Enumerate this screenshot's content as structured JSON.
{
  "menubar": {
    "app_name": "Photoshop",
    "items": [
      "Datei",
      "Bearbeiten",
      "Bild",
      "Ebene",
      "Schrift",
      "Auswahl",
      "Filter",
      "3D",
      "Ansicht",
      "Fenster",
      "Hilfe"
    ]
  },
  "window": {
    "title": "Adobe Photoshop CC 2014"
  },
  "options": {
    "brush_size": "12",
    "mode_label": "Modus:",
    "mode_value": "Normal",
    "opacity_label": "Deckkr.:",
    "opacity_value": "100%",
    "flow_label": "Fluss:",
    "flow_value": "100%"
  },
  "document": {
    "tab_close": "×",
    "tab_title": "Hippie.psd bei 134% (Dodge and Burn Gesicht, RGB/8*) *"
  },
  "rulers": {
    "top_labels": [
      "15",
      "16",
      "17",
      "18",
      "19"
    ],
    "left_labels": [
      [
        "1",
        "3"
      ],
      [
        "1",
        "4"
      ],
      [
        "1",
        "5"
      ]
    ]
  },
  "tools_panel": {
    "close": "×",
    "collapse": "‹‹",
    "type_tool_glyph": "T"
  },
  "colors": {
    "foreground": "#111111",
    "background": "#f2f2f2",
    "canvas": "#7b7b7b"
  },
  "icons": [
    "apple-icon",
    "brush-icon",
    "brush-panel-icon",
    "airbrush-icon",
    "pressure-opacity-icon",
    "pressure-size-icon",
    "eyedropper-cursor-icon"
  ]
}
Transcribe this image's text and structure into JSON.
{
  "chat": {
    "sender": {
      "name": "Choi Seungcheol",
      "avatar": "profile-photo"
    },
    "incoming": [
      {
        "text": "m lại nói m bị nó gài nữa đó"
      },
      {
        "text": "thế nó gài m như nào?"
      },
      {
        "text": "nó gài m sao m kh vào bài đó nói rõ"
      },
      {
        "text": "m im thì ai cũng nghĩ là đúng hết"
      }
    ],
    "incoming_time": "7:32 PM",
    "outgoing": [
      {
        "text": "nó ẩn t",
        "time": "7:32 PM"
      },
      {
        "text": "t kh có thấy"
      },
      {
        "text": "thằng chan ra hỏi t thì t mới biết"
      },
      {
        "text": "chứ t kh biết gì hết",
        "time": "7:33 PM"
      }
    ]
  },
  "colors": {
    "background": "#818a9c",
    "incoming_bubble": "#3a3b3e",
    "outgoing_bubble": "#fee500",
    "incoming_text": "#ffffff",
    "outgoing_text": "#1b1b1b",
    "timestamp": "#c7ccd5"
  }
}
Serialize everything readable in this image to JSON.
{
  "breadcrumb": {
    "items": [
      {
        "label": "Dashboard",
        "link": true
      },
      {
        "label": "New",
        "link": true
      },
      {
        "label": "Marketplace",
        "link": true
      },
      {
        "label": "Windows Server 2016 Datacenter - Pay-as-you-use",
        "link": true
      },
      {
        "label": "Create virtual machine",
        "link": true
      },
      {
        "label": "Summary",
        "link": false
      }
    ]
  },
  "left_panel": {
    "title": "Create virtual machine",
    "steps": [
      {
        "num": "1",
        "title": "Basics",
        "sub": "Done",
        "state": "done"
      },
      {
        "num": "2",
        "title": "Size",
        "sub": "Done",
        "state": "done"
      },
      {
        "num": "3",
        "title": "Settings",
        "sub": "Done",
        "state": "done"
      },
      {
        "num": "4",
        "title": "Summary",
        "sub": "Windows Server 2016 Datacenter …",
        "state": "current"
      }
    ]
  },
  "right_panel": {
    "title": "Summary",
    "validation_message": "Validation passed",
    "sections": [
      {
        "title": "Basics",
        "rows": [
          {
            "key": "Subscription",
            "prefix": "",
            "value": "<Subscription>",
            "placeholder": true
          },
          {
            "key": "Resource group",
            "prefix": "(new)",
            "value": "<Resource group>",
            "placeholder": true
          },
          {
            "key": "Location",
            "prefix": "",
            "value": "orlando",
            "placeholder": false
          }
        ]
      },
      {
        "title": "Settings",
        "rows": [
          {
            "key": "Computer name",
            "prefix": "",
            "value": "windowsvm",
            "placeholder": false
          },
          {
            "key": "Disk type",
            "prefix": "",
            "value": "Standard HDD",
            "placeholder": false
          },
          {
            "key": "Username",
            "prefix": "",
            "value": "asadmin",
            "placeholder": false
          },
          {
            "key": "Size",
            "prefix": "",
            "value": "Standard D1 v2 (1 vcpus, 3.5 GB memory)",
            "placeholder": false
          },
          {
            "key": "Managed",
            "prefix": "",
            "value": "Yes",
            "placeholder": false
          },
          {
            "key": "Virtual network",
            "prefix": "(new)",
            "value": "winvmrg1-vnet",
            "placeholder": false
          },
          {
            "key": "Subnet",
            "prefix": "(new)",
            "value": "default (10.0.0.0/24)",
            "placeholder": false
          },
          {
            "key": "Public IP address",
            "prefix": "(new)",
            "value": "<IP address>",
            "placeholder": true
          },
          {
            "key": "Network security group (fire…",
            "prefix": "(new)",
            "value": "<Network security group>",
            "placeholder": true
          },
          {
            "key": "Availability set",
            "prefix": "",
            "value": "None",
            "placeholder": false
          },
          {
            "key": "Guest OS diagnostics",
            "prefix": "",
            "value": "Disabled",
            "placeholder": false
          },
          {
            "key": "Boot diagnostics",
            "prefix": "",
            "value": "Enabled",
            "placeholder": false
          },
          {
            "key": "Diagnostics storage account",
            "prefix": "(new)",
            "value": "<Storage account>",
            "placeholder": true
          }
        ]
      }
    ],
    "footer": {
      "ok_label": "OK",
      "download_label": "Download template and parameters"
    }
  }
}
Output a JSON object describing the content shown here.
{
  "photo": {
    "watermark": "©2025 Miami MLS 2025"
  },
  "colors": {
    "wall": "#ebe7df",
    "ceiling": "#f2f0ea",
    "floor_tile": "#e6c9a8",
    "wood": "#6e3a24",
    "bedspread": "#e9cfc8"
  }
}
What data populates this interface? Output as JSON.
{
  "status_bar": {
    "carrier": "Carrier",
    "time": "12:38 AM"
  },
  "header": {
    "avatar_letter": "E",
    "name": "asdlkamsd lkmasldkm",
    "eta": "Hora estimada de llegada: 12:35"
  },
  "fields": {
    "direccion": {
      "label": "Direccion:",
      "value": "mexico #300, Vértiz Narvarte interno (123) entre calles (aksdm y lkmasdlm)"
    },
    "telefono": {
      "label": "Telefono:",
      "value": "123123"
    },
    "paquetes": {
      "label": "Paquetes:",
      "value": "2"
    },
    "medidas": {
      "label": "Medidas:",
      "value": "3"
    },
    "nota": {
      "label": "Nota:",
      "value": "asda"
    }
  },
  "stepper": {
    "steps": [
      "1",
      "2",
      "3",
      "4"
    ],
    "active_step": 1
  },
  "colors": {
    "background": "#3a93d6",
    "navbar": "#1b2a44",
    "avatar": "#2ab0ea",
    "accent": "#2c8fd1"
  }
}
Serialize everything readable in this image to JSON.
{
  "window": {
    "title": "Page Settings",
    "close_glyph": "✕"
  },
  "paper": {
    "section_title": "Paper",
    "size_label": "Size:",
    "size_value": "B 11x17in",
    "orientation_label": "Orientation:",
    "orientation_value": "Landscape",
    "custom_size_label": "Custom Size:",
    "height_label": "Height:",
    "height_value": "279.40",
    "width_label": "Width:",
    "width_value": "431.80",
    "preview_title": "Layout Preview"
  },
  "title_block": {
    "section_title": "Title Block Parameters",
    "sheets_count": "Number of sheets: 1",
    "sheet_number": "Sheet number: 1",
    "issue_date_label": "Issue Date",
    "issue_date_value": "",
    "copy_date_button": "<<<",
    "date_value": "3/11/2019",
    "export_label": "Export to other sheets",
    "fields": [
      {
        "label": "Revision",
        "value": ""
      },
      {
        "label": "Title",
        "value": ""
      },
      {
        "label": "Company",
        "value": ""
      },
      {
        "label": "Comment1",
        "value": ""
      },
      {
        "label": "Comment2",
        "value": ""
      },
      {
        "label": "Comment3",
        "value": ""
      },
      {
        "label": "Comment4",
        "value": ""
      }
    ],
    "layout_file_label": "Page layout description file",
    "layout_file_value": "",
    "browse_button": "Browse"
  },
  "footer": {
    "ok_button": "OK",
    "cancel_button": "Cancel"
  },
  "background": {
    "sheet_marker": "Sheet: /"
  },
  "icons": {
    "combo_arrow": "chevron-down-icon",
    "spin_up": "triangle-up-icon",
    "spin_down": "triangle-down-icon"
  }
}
=======
# SET PROBLEM:
Work out how many lines of the data hold the string "account". Reply with that number alone.

# RESULT FOR THIS TASK:
2